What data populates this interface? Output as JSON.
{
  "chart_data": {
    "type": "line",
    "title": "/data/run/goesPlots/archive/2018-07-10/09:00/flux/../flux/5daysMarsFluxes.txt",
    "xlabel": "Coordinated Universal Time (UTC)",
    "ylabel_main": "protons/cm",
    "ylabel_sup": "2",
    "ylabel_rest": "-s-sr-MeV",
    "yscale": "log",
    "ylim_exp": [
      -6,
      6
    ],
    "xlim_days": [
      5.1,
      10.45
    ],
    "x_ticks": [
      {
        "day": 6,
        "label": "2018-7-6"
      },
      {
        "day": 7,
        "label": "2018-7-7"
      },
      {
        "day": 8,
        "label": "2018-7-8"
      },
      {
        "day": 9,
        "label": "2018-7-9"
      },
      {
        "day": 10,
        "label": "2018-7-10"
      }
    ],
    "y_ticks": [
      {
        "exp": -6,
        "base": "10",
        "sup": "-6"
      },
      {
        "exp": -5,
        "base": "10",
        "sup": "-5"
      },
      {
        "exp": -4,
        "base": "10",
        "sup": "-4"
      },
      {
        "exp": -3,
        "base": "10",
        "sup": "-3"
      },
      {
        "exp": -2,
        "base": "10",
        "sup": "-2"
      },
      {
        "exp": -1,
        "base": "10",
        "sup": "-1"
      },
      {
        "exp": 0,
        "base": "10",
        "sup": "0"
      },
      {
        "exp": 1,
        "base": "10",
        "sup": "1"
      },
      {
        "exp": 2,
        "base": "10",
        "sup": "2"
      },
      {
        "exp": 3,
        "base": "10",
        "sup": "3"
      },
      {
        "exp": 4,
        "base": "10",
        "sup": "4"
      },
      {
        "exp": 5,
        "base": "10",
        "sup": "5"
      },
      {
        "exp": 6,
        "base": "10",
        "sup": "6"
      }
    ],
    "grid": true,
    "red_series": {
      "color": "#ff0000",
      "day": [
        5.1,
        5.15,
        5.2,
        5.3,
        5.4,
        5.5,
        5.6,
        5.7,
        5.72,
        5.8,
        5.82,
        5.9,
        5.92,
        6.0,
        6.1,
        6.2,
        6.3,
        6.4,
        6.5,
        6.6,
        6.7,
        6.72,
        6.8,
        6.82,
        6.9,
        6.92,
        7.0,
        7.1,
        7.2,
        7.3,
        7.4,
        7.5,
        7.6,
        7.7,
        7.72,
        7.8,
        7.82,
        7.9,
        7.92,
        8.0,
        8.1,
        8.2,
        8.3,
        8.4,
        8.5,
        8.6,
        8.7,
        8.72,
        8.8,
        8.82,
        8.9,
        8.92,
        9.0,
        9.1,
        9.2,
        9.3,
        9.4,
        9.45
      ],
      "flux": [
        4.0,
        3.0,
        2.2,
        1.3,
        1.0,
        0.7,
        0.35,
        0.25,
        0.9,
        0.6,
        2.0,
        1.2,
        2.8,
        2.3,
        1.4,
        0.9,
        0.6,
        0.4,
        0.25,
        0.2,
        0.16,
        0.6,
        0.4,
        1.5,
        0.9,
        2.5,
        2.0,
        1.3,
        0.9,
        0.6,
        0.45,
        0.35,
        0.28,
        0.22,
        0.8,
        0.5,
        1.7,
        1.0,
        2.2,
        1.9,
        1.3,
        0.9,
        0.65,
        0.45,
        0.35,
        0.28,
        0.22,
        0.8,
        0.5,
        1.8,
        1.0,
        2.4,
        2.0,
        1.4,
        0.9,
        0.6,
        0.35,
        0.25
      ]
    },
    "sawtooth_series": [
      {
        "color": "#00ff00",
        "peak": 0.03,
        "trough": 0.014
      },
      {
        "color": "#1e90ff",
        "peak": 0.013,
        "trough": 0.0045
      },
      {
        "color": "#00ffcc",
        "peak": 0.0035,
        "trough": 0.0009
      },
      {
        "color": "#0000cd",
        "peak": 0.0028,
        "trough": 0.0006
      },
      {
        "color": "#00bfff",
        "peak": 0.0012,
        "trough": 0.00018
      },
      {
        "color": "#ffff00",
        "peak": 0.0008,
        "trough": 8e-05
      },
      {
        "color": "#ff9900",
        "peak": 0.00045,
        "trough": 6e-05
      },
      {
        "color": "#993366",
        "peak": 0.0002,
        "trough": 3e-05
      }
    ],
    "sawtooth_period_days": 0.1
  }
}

########################################

Extract the listing in its entirety, matching it exactly.

What data populates this interface? Output as JSON.
{
  "chart_data": {
    "type": "line",
    "title": "/data/run/goesPlots/archive/2018-07-10/09:00/flux/../flux/5daysMarsFluxes.txt",
    "xlabel": "Coordinated Universal Time (UTC)",
    "ylabel_main": "protons/cm",
    "ylabel_sup": "2",
    "ylabel_rest": "-s-sr-MeV",
    "yscale": "log",
    "ylim_exp": [
      -6,
      6
    ],
    "xlim_days": [
      5.1,
      10.45
    ],
    "x_ticks": [
      {
        "day": 6,
        "label": "2018-7-6"
      },
      {
        "day": 7,
        "label": "2018-7-7"
      },
      {
        "day": 8,
        "label": "2018-7-8"
      },
      {
        "day": 9,
        "label": "2018-7-9"
      },
      {
        "day": 10,
        "label": "2018-7-10"
      }
    ],
    "y_ticks": [
      {
        "exp": -6,
        "base": "10",
        "sup": "-6"
      },
      {
        "exp": -5,
        "base": "10",
        "sup": "-5"
      },
      {
        "exp": -4,
        "base": "10",
        "sup": "-4"
      },
      {
        "exp": -3,
        "base": "10",
        "sup": "-3"
      },
      {
        "exp": -2,
        "base": "10",
        "sup": "-2"
      },
      {
        "exp": -1,
        "base": "10",
        "sup": "-1"
      },
      {
        "exp": 0,
        "base": "10",
        "sup": "0"
      },
      {
        "exp": 1,
        "base": "10",
        "sup": "1"
      },
      {
        "exp": 2,
        "base": "10",
        "sup": "2"
      },
      {
        "exp": 3,
        "base": "10",
        "sup": "3"
      },
      {
        "exp": 4,
        "base": "10",
        "sup": "4"
      },
      {
        "exp": 5,
        "base": "10",
        "sup": "5"
      },
      {
        "exp": 6,
        "base": "10",
        "sup": "6"
      }
    ],
    "grid": true,
    "red_series": {
      "color": "#ff0000",
      "day": [
        5.1,
        5.15,
        5.2,
        5.3,
        5.4,
        5.5,
        5.6,
        5.7,
        5.72,
        5.8,
        5.82,
        5.9,
        5.92,
        6.0,
        6.1,
        6.2,
        6.3,
        6.4,
        6.5,
        6.6,
        6.7,
        6.72,
        6.8,
        6.82,
        6.9,
        6.92,
        7.0,
        7.1,
        7.2,
        7.3,
        7.4,
        7.5,
        7.6,
        7.7,
        7.72,
        7.8,
        7.82,
        7.9,
        7.92,
        8.0,
        8.1,
        8.2,
        8.3,
        8.4,
        8.5,
        8.6,
        8.7,
        8.72,
        8.8,
        8.82,
        8.9,
        8.92,
        9.0,
        9.1,
        9.2,
        9.3,
        9.4,
        9.45
      ],
      "flux": [
        4.0,
        3.0,
        2.2,
        1.3,
        1.0,
        0.7,
        0.35,
        0.25,
        0.9,
        0.6,
        2.0,
        1.2,
        2.8,
        2.3,
        1.4,
        0.9,
        0.6,
        0.4,
        0.25,
        0.2,
        0.16,
        0.6,
        0.4,
        1.5,
        0.9,
        2.5,
        2.0,
        1.3,
        0.9,
        0.6,
        0.45,
        0.35,
        0.28,
        0.22,
        0.8,
        0.5,
        1.7,
        1.0,
        2.2,
        1.9,
        1.3,
        0.9,
        0.65,
        0.45,
        0.35,
        0.28,
        0.22,
        0.8,
        0.5,
        1.8,
        1.0,
        2.4,
        2.0,
        1.4,
        0.9,
        0.6,
        0.35,
        0.25
      ]
    },
    "sawtooth_series": [
      {
        "color": "#00ff00",
        "peak": 0.03,
        "trough": 0.014
      },
      {
        "color": "#1e90ff",
        "peak": 0.013,
        "trough": 0.0045
      },
      {
        "color": "#00ffcc",
        "peak": 0.0035,
        "trough": 0.0009
      },
      {
        "color": "#0000cd",
        "peak": 0.0028,
        "trough": 0.0006
      },
      {
        "color": "#00bfff",
        "peak": 0.0012,
        "trough": 0.00018
      },
      {
        "color": "#ffff00",
        "peak": 0.0008,
        "trough": 8e-05
      },
      {
        "color": "#ff9900",
        "peak": 0.00045,
        "trough": 6e-05
      },
      {
        "color": "#993366",
        "peak": 0.0002,
        "trough": 3e-05
      }
    ],
    "sawtooth_period_days": 0.1
  }
}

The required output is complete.